• **Set problem**: Find each line holding the word "content" and give the total alone.

(Items from a figure collection)
+ + + + + + +

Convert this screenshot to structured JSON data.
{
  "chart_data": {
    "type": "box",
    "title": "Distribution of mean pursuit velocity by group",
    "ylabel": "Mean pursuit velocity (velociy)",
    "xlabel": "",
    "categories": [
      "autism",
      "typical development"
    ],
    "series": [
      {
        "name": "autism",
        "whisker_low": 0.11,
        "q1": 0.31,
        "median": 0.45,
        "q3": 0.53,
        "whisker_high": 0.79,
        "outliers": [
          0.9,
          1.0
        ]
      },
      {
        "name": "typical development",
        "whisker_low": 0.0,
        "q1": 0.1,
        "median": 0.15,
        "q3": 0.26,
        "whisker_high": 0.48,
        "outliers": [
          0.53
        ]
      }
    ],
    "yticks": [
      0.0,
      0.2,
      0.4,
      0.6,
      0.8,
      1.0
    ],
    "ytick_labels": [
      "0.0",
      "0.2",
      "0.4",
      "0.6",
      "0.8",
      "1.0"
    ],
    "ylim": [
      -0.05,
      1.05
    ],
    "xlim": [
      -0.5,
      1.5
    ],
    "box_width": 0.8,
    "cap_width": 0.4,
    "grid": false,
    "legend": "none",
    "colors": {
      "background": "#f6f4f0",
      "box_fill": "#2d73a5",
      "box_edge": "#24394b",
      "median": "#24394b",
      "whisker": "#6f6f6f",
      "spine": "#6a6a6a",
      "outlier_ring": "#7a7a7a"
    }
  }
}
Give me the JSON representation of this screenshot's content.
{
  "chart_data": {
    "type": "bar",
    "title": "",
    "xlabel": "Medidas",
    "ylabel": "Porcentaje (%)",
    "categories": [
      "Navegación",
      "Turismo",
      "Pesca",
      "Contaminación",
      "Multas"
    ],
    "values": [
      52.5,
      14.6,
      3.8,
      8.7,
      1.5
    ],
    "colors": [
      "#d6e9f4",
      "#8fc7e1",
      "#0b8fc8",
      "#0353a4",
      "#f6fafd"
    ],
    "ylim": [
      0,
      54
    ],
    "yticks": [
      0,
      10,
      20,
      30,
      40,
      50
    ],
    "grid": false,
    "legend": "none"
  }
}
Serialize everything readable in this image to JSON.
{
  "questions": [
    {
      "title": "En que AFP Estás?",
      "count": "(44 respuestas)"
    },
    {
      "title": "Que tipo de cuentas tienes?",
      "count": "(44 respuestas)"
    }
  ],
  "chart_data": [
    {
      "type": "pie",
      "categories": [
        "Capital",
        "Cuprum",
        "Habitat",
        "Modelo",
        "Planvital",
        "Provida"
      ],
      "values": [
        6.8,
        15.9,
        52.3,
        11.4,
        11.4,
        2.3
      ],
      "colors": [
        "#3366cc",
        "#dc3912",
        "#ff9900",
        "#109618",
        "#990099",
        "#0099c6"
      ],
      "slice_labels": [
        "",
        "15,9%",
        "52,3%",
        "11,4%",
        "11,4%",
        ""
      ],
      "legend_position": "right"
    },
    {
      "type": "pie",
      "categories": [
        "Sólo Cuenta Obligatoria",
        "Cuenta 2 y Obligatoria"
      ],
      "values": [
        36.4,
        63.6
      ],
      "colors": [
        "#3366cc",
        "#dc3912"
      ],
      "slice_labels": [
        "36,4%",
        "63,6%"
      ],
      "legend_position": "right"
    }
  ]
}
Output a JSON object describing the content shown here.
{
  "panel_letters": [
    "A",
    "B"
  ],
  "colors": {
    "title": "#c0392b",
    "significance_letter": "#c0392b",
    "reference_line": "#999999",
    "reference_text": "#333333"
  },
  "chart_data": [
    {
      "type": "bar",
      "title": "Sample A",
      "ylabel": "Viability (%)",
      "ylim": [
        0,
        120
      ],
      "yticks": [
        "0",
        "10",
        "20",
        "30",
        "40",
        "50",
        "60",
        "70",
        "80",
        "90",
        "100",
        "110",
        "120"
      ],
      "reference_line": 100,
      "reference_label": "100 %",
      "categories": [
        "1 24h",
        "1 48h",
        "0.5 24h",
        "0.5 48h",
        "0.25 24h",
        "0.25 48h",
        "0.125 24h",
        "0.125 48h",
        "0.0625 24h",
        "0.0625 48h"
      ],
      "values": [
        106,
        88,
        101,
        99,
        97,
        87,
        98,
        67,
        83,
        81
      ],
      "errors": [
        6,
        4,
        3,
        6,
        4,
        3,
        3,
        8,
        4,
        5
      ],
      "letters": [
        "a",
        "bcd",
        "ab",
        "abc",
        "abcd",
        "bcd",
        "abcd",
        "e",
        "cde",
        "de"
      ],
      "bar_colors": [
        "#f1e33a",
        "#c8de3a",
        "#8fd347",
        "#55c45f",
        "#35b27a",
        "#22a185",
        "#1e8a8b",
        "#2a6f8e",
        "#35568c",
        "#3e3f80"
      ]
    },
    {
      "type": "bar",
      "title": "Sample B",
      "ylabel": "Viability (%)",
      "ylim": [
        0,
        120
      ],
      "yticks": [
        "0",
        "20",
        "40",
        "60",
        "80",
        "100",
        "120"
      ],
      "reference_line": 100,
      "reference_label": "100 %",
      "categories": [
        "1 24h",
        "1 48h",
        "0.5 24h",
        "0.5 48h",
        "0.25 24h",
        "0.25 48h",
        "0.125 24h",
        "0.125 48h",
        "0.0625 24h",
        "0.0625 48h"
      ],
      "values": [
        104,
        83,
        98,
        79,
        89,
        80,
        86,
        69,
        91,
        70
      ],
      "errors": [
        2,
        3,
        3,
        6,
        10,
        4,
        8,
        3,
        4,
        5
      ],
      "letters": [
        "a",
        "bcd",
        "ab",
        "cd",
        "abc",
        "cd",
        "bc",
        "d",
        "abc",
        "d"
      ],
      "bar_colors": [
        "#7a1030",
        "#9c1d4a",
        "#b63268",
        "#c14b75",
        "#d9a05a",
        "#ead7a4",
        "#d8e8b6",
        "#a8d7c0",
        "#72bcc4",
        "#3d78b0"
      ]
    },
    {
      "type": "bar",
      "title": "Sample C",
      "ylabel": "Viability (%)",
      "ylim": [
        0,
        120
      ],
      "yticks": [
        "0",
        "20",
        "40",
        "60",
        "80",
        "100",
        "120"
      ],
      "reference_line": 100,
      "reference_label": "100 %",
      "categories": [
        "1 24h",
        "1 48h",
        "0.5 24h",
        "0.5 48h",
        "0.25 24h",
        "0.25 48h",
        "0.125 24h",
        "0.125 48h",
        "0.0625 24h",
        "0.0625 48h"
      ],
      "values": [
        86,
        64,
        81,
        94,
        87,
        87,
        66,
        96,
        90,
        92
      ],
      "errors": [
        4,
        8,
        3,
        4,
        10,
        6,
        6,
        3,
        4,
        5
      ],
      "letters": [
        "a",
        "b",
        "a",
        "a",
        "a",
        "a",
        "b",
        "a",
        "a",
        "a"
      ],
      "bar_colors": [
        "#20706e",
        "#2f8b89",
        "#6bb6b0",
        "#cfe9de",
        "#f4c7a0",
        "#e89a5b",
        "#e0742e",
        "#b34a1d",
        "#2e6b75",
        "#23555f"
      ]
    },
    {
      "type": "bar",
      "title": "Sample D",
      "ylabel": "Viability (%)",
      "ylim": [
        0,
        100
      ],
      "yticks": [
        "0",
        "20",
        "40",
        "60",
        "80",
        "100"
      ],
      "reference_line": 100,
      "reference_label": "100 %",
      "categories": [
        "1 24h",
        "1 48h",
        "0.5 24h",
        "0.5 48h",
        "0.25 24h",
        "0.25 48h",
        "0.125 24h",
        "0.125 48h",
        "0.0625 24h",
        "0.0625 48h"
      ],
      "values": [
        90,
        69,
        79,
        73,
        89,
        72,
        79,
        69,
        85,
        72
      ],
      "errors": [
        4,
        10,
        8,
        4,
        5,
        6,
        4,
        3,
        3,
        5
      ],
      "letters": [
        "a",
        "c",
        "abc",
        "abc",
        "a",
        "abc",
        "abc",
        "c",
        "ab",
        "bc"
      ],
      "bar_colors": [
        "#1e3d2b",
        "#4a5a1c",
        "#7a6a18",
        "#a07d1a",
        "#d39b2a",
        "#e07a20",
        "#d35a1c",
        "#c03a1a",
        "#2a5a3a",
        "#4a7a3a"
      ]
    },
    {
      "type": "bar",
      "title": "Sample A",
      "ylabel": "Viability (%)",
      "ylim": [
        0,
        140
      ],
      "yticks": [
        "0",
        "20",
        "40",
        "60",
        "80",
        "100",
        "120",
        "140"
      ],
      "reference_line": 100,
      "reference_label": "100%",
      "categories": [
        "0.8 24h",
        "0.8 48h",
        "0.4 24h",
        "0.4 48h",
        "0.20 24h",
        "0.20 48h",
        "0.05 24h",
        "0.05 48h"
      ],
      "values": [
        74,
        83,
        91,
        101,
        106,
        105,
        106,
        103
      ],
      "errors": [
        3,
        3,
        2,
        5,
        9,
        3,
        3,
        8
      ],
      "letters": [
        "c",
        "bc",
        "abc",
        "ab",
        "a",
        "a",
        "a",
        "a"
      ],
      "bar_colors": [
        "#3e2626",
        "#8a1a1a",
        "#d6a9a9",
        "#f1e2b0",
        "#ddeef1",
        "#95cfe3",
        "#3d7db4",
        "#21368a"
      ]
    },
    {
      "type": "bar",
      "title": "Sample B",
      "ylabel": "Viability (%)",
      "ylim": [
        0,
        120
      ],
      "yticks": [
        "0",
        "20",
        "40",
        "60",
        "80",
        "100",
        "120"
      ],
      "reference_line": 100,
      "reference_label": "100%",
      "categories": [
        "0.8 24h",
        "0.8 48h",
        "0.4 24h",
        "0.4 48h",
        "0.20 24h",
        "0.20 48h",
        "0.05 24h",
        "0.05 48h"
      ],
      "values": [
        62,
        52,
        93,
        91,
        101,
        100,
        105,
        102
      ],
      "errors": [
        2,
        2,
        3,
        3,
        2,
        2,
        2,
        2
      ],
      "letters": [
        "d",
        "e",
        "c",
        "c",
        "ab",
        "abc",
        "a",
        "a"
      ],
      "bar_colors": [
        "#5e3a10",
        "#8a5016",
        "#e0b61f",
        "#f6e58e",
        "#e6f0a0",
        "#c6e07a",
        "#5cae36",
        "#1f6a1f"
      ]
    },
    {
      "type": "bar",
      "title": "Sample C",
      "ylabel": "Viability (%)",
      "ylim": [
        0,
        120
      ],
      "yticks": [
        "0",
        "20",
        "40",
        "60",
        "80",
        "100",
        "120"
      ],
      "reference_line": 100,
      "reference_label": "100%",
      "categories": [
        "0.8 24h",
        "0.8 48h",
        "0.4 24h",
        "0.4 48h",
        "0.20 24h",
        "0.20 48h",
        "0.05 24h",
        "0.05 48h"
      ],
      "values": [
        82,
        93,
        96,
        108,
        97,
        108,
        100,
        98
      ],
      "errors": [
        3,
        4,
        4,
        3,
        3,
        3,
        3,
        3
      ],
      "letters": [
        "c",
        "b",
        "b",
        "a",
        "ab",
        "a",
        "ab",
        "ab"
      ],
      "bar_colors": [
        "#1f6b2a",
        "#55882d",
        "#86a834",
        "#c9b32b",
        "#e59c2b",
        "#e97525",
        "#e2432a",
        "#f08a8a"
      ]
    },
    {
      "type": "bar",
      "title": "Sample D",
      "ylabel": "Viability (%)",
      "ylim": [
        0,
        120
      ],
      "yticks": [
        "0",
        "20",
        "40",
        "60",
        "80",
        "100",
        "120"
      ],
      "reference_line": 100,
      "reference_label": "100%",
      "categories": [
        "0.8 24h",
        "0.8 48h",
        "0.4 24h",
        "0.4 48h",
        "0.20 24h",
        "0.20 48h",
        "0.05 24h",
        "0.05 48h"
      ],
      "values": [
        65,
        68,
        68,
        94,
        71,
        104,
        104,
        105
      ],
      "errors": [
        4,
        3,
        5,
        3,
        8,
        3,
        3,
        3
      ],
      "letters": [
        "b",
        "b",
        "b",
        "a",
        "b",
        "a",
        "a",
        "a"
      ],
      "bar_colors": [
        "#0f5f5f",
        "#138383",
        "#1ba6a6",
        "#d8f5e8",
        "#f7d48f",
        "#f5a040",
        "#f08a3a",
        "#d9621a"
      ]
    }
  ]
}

+ + + + + + +

• **Result for this task**: 2